• Exercise prompt: Give every entry again, word for word and in full.

[Data entries]
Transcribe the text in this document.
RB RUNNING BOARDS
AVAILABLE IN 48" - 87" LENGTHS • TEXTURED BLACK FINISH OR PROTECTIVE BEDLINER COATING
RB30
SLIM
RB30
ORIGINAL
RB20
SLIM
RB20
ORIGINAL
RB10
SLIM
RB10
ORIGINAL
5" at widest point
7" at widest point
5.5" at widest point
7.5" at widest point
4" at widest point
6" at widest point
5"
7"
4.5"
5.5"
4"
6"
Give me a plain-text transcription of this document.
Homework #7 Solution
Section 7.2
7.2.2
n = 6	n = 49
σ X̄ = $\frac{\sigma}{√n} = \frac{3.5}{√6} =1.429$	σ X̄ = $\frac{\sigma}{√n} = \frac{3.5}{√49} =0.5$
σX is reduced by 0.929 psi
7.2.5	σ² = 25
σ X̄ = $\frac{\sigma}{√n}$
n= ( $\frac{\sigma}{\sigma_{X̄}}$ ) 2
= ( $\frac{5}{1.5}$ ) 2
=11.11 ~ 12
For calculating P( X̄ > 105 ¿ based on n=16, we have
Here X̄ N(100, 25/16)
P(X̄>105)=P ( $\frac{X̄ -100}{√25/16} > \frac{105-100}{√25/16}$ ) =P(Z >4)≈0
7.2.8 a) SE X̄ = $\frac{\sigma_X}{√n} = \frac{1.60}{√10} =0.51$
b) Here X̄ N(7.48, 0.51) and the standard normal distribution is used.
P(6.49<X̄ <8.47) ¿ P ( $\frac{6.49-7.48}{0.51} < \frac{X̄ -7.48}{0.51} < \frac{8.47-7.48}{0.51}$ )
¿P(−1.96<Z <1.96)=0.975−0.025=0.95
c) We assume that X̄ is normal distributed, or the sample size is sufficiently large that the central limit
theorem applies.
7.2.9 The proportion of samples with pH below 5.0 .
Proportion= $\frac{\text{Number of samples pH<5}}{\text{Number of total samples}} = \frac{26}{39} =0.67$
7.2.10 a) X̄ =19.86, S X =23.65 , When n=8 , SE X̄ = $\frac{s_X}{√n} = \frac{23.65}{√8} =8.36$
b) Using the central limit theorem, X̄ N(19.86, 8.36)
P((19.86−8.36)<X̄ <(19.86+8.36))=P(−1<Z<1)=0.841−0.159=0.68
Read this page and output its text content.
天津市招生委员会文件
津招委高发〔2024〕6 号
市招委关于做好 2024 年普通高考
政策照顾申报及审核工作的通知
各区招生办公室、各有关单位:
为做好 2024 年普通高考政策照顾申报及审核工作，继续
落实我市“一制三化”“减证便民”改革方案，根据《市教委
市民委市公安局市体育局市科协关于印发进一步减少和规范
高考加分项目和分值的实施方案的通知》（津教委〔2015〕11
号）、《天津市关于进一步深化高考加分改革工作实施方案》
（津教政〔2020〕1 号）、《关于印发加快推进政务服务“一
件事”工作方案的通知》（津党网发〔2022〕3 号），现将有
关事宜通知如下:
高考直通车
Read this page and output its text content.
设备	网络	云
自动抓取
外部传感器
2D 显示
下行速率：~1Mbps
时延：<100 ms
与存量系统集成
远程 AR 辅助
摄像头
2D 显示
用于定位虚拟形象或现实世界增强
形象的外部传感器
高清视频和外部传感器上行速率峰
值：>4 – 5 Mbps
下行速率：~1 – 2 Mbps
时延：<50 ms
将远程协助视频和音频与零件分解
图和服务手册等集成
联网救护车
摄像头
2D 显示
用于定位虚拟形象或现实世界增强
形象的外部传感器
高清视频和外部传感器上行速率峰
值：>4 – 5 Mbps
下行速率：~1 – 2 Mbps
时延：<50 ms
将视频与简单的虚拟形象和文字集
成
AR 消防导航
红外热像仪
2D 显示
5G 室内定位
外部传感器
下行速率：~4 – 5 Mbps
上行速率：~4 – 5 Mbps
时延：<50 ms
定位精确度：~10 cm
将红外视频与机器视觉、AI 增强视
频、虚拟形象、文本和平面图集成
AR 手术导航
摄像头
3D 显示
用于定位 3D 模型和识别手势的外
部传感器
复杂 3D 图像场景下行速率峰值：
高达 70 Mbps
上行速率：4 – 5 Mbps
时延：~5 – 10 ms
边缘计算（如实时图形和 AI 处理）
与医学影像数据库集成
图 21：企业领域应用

• Exercise output:
Transcribe the text in this document.
RB RUNNING BOARDS
AVAILABLE IN 48" - 87" LENGTHS • TEXTURED BLACK FINISH OR PROTECTIVE BEDLINER COATING
RB30
SLIM
RB30
ORIGINAL
RB20
SLIM
RB20
ORIGINAL
RB10
SLIM
RB10
ORIGINAL
5" at widest point
7" at widest point
5.5" at widest point
7.5" at widest point
4" at widest point
6" at widest point
5"
7"
4.5"
5.5"
4"
6"
Give me a plain-text transcription of this document.
Homework #7 Solution
Section 7.2
7.2.2
n = 6	n = 49
σ X̄ = $\frac{\sigma}{√n} = \frac{3.5}{√6} =1.429$	σ X̄ = $\frac{\sigma}{√n} = \frac{3.5}{√49} =0.5$
σX is reduced by 0.929 psi
7.2.5	σ² = 25
σ X̄ = $\frac{\sigma}{√n}$
n= ( $\frac{\sigma}{\sigma_{X̄}}$ ) 2
= ( $\frac{5}{1.5}$ ) 2
=11.11 ~ 12
For calculating P( X̄ > 105 ¿ based on n=16, we have
Here X̄ N(100, 25/16)
P(X̄>105)=P ( $\frac{X̄ -100}{√25/16} > \frac{105-100}{√25/16}$ ) =P(Z >4)≈0
7.2.8 a) SE X̄ = $\frac{\sigma_X}{√n} = \frac{1.60}{√10} =0.51$
b) Here X̄ N(7.48, 0.51) and the standard normal distribution is used.
P(6.49<X̄ <8.47) ¿ P ( $\frac{6.49-7.48}{0.51} < \frac{X̄ -7.48}{0.51} < \frac{8.47-7.48}{0.51}$ )
¿P(−1.96<Z <1.96)=0.975−0.025=0.95
c) We assume that X̄ is normal distributed, or the sample size is sufficiently large that the central limit
theorem applies.
7.2.9 The proportion of samples with pH below 5.0 .
Proportion= $\frac{\text{Number of samples pH<5}}{\text{Number of total samples}} = \frac{26}{39} =0.67$
7.2.10 a) X̄ =19.86, S X =23.65 , When n=8 , SE X̄ = $\frac{s_X}{√n} = \frac{23.65}{√8} =8.36$
b) Using the central limit theorem, X̄ N(19.86, 8.36)
P((19.86−8.36)<X̄ <(19.86+8.36))=P(−1<Z<1)=0.841−0.159=0.68
Read this page and output its text content.
天津市招生委员会文件
津招委高发〔2024〕6 号
市招委关于做好 2024 年普通高考
政策照顾申报及审核工作的通知
各区招生办公室、各有关单位:
为做好 2024 年普通高考政策照顾申报及审核工作，继续
落实我市“一制三化”“减证便民”改革方案，根据《市教委
市民委市公安局市体育局市科协关于印发进一步减少和规范
高考加分项目和分值的实施方案的通知》（津教委〔2015〕11
号）、《天津市关于进一步深化高考加分改革工作实施方案》
（津教政〔2020〕1 号）、《关于印发加快推进政务服务“一
件事”工作方案的通知》（津党网发〔2022〕3 号），现将有
关事宜通知如下:
高考直通车
Read this page and output its text content.
设备	网络	云
自动抓取
外部传感器
2D 显示
下行速率：~1Mbps
时延：<100 ms
与存量系统集成
远程 AR 辅助
摄像头
2D 显示
用于定位虚拟形象或现实世界增强
形象的外部传感器
高清视频和外部传感器上行速率峰
值：>4 – 5 Mbps
下行速率：~1 – 2 Mbps
时延：<50 ms
将远程协助视频和音频与零件分解
图和服务手册等集成
联网救护车
摄像头
2D 显示
用于定位虚拟形象或现实世界增强
形象的外部传感器
高清视频和外部传感器上行速率峰
值：>4 – 5 Mbps
下行速率：~1 – 2 Mbps
时延：<50 ms
将视频与简单的虚拟形象和文字集
成
AR 消防导航
红外热像仪
2D 显示
5G 室内定位
外部传感器
下行速率：~4 – 5 Mbps
上行速率：~4 – 5 Mbps
时延：<50 ms
定位精确度：~10 cm
将红外视频与机器视觉、AI 增强视
频、虚拟形象、文本和平面图集成
AR 手术导航
摄像头
3D 显示
用于定位 3D 模型和识别手势的外
部传感器
复杂 3D 图像场景下行速率峰值：
高达 70 Mbps
上行速率：4 – 5 Mbps
时延：~5 – 10 ms
边缘计算（如实时图形和 AI 处理）
与医学影像数据库集成
图 21：企业领域应用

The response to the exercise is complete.